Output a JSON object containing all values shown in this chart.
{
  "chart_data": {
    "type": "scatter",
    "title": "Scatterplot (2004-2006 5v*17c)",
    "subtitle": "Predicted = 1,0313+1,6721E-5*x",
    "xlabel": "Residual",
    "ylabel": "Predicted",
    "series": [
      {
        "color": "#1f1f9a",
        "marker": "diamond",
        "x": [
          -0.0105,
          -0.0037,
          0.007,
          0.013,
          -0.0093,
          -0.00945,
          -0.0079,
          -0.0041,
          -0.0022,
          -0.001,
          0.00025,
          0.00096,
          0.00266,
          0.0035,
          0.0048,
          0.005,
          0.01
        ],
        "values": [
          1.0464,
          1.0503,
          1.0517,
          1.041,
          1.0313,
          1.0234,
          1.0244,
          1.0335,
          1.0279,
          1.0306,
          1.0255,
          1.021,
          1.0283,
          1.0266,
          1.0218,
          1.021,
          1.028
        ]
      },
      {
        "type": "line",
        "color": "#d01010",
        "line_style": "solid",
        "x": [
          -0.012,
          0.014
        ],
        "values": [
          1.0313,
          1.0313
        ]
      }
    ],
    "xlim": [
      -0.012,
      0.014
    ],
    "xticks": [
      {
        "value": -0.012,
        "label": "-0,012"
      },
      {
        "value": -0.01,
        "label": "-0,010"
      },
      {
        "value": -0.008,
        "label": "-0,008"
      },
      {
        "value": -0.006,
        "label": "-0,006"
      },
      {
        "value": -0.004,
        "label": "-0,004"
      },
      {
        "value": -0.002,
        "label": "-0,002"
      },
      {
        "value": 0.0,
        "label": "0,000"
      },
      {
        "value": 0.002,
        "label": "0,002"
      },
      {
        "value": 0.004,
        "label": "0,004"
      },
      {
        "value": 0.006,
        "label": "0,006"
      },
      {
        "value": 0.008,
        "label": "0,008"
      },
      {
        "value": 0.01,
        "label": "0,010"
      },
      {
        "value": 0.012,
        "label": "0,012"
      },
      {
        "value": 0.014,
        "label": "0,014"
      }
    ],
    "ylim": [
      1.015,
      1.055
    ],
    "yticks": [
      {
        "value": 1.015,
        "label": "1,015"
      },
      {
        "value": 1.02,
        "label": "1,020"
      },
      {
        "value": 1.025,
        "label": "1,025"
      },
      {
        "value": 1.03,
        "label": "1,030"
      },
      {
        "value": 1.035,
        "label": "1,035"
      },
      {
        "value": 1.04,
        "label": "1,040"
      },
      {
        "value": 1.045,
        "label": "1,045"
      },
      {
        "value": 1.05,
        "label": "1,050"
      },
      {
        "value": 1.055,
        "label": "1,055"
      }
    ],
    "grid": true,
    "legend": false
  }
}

__Problem details__. Using the material above, count the lines containing the word "Predicted". Reply with the number alone.

__Response to this exercise__. 2